— Begin Material provided —
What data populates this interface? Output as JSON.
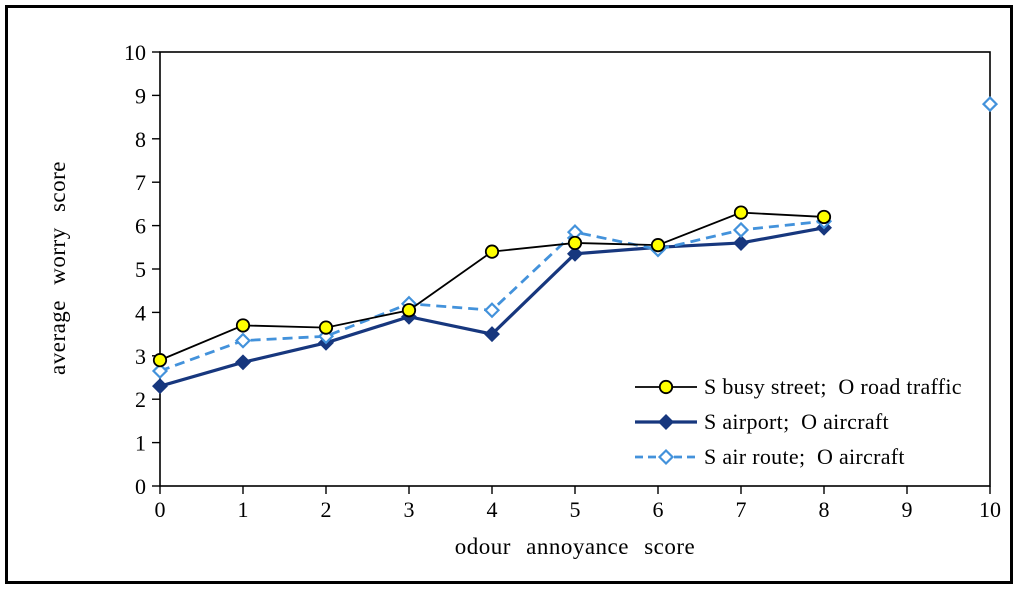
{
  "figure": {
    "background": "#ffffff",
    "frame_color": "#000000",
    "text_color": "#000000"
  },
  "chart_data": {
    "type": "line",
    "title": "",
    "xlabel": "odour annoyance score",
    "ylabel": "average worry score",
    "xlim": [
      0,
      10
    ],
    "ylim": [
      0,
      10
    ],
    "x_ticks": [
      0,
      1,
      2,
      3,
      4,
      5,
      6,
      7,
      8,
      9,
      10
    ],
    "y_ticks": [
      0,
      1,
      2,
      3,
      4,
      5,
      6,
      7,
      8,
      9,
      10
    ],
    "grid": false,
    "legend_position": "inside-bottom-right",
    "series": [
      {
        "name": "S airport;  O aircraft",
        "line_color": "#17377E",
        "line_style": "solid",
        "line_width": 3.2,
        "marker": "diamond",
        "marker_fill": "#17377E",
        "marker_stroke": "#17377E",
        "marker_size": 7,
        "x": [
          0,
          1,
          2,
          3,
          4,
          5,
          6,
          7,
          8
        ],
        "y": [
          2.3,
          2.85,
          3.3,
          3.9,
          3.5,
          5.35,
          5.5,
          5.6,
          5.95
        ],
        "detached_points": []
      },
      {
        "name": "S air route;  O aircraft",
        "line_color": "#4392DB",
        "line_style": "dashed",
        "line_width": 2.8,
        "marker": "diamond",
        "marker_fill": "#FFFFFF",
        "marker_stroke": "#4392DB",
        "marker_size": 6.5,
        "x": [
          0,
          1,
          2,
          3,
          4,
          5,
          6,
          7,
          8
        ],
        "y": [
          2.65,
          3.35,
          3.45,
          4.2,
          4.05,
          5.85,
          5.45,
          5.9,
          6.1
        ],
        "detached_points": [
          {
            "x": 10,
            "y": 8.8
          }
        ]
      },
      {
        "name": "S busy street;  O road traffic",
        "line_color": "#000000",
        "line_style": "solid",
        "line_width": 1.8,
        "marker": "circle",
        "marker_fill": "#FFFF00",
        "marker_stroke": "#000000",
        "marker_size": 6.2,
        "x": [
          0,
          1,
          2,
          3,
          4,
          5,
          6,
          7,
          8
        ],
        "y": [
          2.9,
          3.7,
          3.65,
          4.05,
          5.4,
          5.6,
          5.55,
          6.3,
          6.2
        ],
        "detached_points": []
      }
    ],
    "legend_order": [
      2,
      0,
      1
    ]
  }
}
— End Material provided —
What to do: Working from the material above, transcribe it exactly while omitting pictures.

Problem solution:
What data populates this interface? Output as JSON.
{
  "figure": {
    "background": "#ffffff",
    "frame_color": "#000000",
    "text_color": "#000000"
  },
  "chart_data": {
    "type": "line",
    "title": "",
    "xlabel": "odour annoyance score",
    "ylabel": "average worry score",
    "xlim": [
      0,
      10
    ],
    "ylim": [
      0,
      10
    ],
    "x_ticks": [
      0,
      1,
      2,
      3,
      4,
      5,
      6,
      7,
      8,
      9,
      10
    ],
    "y_ticks": [
      0,
      1,
      2,
      3,
      4,
      5,
      6,
      7,
      8,
      9,
      10
    ],
    "grid": false,
    "legend_position": "inside-bottom-right",
    "series": [
      {
        "name": "S airport;  O aircraft",
        "line_color": "#17377E",
        "line_style": "solid",
        "line_width": 3.2,
        "marker": "diamond",
        "marker_fill": "#17377E",
        "marker_stroke": "#17377E",
        "marker_size": 7,
        "x": [
          0,
          1,
          2,
          3,
          4,
          5,
          6,
          7,
          8
        ],
        "y": [
          2.3,
          2.85,
          3.3,
          3.9,
          3.5,
          5.35,
          5.5,
          5.6,
          5.95
        ],
        "detached_points": []
      },
      {
        "name": "S air route;  O aircraft",
        "line_color": "#4392DB",
        "line_style": "dashed",
        "line_width": 2.8,
        "marker": "diamond",
        "marker_fill": "#FFFFFF",
        "marker_stroke": "#4392DB",
        "marker_size": 6.5,
        "x": [
          0,
          1,
          2,
          3,
          4,
          5,
          6,
          7,
          8
        ],
        "y": [
          2.65,
          3.35,
          3.45,
          4.2,
          4.05,
          5.85,
          5.45,
          5.9,
          6.1
        ],
        "detached_points": [
          {
            "x": 10,
            "y": 8.8
          }
        ]
      },
      {
        "name": "S busy street;  O road traffic",
        "line_color": "#000000",
        "line_style": "solid",
        "line_width": 1.8,
        "marker": "circle",
        "marker_fill": "#FFFF00",
        "marker_stroke": "#000000",
        "marker_size": 6.2,
        "x": [
          0,
          1,
          2,
          3,
          4,
          5,
          6,
          7,
          8
        ],
        "y": [
          2.9,
          3.7,
          3.65,
          4.05,
          5.4,
          5.6,
          5.55,
          6.3,
          6.2
        ],
        "detached_points": []
      }
    ],
    "legend_order": [
      2,
      0,
      1
    ]
  }
}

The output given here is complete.